任务要求 1 –
请根据下文的王兴坪抗争记述回答以下问题:
(a) 刘家河一仗中,倒下的日兵与被押回的伪军各有多少人?
(b) 秋津派谁上山劝降?
(c) 牛驼寨诈降当晚烧水的是谁?
任务要求 2 – 请从下文王兴坪抗争记述的最后一句之后接着续写。

1938年王兴坪血与火:齐世铭独立营的抗争与村民的抉择

夜里风很硬,吹得王兴坪东头那棵老槐树直摇。有人说,那年春天槐花开得特别早,香味能飘到二里外,可就是在这样的季节,枪声第一次闯进了这个小山村。齐世铭带着刚整编成的714团独立营,从东山游击队转过来,在村西头土坡上搭起了窝棚,还在祠堂挂了一面新染的大红旗。

刘家河那一仗,是他们到王兴坪后的第一回真刀真枪——夜色里摸过去,把正在“清剿”的鬼子打了个措手不及。五个日兵倒下,二十八个伪军被捆成串儿押回来,连枪带子弹全收走。这事传出去后,寿阳、榆次一带的人都说:“东山这帮人,不光会躲,还敢咬。”

可好景不长,日本司令秋津像是被踩了尾巴,一连几次派井全松本领着人来围剿,却总是扑空。他改用软刀子,让伪警察局长吴小能上山劝降,说话间还端着笑脸。但齐世铭和潘选才心里有数,这笑脸背后藏的是刺刀,于是请示顿星云后干脆将计就计——牛驼寨诈降那天,他们埋伏已久,一阵乱枪撂倒特高课宪兵队长野吉和吴小能,只是齐世铭自己也中了弹,被抬回时血一路滴到了院门口石阶上。

插一句,当地老人后来提起这事,总爱补充一个细节:当晚烧水的是大脚婶,她怕冷,用柴火加了一把玉米芯,说这样水滚得快,也更“旺”。她没想到,那锅热水最后用来冲洗伤口时,把屋里的油灯熏得忽明忽暗,看的人心发紧。

数据摘录 –
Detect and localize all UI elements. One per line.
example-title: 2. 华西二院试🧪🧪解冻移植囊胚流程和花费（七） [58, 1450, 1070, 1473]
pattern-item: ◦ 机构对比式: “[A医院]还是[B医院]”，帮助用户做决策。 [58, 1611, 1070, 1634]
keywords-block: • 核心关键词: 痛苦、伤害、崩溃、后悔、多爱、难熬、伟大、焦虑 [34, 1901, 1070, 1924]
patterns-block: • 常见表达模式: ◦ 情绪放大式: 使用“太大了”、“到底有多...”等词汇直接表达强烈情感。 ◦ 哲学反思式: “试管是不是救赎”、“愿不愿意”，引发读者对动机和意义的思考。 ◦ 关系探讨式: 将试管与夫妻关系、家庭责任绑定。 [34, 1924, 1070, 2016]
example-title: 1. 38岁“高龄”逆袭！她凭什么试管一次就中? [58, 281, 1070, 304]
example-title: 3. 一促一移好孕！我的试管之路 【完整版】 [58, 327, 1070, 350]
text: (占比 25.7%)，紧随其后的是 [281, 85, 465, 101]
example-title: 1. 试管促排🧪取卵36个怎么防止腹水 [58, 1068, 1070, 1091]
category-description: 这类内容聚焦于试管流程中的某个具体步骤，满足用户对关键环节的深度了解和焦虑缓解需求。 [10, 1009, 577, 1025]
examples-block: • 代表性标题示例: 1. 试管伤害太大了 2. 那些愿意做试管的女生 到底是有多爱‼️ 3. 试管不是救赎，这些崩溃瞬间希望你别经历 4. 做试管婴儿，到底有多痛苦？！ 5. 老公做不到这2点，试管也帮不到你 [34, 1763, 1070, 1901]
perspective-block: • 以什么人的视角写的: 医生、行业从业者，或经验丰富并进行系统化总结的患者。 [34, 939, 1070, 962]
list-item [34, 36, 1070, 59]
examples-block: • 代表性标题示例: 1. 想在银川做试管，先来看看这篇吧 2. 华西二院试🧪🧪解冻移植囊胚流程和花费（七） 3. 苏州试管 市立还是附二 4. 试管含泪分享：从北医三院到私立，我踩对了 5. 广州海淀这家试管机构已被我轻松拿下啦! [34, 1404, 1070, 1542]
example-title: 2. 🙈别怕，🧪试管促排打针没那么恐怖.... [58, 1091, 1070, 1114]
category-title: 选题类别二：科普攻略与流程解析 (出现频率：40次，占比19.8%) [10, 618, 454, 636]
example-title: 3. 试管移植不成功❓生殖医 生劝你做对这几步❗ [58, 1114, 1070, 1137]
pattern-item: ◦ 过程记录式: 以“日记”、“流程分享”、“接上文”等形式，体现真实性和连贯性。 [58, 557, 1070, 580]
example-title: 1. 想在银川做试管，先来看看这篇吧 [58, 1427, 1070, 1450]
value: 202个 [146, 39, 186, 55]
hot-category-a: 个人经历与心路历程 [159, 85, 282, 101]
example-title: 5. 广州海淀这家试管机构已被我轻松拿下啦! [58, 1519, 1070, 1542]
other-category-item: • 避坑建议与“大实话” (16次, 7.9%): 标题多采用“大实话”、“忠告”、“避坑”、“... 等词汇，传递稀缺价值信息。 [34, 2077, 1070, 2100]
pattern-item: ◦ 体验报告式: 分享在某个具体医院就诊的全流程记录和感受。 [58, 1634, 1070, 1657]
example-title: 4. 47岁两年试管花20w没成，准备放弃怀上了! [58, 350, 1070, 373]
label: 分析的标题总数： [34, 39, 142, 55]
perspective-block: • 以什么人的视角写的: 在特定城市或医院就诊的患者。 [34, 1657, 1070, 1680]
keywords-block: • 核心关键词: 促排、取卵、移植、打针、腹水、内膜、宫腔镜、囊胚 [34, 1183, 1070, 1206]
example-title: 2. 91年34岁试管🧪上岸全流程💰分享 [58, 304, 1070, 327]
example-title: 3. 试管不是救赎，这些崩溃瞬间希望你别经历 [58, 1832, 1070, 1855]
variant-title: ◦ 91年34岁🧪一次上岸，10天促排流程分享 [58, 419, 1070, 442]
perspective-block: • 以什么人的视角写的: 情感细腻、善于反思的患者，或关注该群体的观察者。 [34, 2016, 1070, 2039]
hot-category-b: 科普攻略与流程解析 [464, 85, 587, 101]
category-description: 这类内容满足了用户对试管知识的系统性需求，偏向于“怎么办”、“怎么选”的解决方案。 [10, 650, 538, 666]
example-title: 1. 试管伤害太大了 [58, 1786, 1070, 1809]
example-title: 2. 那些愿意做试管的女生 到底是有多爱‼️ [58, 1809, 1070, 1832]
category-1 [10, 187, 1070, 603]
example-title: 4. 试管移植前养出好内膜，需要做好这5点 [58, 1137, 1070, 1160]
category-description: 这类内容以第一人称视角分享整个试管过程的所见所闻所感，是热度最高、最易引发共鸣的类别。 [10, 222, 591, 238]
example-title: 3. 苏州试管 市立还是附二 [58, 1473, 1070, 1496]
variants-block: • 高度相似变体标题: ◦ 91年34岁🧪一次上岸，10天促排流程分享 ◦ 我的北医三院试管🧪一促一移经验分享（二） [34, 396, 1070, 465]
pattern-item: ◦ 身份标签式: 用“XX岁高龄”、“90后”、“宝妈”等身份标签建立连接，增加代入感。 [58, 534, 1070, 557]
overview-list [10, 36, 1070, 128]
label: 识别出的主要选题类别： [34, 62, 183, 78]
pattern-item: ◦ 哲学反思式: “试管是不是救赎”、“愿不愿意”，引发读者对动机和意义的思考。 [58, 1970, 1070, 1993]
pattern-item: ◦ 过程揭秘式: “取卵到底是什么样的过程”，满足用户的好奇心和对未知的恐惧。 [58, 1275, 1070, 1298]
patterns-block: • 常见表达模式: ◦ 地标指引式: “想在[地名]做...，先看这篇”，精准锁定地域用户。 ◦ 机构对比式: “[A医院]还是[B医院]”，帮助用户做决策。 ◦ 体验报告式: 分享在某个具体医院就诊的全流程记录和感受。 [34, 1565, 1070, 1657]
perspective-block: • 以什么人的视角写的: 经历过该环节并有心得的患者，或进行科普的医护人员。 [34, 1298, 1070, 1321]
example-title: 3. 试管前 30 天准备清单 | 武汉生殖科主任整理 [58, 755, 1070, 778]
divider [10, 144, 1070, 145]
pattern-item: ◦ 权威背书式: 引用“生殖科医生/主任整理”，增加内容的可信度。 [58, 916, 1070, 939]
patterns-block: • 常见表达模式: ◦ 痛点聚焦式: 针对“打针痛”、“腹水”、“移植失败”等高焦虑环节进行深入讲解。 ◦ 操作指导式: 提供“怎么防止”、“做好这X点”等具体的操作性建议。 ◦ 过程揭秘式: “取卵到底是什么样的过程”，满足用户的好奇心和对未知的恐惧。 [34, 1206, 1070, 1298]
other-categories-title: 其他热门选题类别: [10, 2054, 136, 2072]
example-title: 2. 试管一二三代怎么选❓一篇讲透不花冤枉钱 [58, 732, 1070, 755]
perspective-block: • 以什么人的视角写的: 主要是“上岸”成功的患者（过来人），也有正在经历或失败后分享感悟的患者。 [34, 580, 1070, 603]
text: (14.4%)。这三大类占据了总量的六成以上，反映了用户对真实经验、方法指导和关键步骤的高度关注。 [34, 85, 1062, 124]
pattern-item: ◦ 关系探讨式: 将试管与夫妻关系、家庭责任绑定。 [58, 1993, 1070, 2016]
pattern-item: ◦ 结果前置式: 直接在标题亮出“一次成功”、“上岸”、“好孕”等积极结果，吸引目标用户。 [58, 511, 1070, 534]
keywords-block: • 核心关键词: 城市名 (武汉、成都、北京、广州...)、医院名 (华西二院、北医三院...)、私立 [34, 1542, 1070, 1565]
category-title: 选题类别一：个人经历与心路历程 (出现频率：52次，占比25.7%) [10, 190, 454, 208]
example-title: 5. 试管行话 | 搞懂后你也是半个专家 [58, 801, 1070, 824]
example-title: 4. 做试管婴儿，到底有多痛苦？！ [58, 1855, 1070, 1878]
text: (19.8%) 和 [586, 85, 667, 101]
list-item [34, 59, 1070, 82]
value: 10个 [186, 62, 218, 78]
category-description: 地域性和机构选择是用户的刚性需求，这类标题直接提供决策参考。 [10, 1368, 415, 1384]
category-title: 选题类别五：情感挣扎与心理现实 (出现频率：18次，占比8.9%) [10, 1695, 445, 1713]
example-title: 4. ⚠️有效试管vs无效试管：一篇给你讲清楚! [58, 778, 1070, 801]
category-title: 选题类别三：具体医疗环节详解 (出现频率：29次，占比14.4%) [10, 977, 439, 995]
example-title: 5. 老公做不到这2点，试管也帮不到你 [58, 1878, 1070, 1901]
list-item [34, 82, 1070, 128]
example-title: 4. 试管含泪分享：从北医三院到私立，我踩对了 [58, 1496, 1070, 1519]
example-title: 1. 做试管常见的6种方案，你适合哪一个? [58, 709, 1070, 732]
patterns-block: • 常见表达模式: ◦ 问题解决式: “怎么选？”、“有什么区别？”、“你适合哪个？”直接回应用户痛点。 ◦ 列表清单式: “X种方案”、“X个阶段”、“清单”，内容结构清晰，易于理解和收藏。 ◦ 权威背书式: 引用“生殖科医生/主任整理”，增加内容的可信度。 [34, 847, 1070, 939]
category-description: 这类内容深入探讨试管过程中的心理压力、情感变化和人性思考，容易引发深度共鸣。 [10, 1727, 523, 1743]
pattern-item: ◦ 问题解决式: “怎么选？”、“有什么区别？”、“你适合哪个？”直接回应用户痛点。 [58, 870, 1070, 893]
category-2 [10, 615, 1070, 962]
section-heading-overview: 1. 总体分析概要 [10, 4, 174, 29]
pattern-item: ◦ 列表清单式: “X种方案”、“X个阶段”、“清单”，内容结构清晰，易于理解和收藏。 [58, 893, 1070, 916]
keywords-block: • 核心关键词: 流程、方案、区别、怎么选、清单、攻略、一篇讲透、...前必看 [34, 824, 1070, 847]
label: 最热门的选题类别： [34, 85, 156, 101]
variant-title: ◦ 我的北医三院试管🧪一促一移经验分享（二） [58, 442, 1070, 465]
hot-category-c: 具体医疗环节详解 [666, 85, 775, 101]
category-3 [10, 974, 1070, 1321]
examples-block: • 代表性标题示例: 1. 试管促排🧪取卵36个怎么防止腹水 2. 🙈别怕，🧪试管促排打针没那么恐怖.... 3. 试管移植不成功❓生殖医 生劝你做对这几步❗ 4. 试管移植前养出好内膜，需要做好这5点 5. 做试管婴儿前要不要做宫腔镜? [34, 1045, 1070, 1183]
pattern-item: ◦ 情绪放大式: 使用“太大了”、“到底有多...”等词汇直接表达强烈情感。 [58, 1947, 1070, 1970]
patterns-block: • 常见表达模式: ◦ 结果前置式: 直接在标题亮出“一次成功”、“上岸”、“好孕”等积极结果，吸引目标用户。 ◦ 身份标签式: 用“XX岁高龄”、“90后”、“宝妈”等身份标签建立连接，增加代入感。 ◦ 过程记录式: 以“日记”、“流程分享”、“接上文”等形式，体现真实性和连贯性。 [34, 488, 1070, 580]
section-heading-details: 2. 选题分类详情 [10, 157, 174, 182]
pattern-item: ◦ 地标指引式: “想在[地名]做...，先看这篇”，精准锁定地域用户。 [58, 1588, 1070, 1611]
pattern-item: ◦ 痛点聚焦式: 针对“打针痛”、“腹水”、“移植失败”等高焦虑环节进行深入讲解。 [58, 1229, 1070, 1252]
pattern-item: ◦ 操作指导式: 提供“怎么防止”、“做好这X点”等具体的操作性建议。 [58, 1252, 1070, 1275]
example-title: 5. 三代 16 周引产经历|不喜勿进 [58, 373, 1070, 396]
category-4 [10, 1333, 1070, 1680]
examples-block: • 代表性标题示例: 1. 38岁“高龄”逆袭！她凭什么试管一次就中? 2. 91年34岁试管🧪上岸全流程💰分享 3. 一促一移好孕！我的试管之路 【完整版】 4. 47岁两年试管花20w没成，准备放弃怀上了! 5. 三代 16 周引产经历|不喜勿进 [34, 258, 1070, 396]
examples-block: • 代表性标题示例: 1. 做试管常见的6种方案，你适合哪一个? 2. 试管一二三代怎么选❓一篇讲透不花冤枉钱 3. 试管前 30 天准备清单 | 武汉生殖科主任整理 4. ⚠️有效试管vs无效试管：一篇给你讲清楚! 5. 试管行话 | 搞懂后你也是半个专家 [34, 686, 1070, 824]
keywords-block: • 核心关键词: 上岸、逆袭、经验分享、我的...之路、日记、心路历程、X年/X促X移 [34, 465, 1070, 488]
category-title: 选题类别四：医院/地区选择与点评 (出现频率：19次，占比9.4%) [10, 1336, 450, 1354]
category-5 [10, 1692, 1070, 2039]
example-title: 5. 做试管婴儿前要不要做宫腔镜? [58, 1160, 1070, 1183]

输出结果 1 –
(a) 倒下的日兵五人,被押回的伪军二十八人。
(b) 伪警察局长吴小能。
(c) 大脚婶。

输出结果 2 –
六月初八(公历6月5日)天还没亮,大股日伪军分三路摸进来了。一千多人黑压压包住整个村子,有狗叫,有女人喊孩子名的声音,很快就变成混乱的哭嚎和爆炸声。据说西南角最先起火,是从李木匠家开始烧,他家的木料堆正好靠墙放着,一点就窜起来了。副营长郑福光带两个连死守在北沟口,他喊话的时候嗓音已经哑掉,到最后一颗手榴弹扔出去,人也跟着倒下去,再没动过一下。八十四名战士,就这么留在了沟口两侧,还有四十一位乡亲再也没有回家吃饭的机会。

有人记得,那天上午太阳出来时已经看不到蓝色,全是灰白烟雾往天空卷。有百余孔窑洞塌掉,还有被铁丝穿锁骨拖走的一百多名男女老少——后来多数逃脱,但十三个人至今没有确切消息,有人猜可能被押去了阳曲方向,也有人坚持说是在汾河边遇害,只是谁都拿不出证据。

张兴盛,这位当年的村长,在惨案中做出了让人心碎又敬佩的一件事。当鬼子逼他指认齐世铭妻女时,用儿子的命作交换,他只是低低地重复一句:“良民。”眼睛却死死盯住跪成一排的人群,包括自己十九岁的儿子张小牛。他知道这一句意味着什么,也知道换来的不是一家人的安稳,而是一条底线不能破。当天下午他站在自家院门前,对几个幸存战士说:“我娃算作八路牺牲吧。”没人接话,只听见远处瓦片落地碎裂声。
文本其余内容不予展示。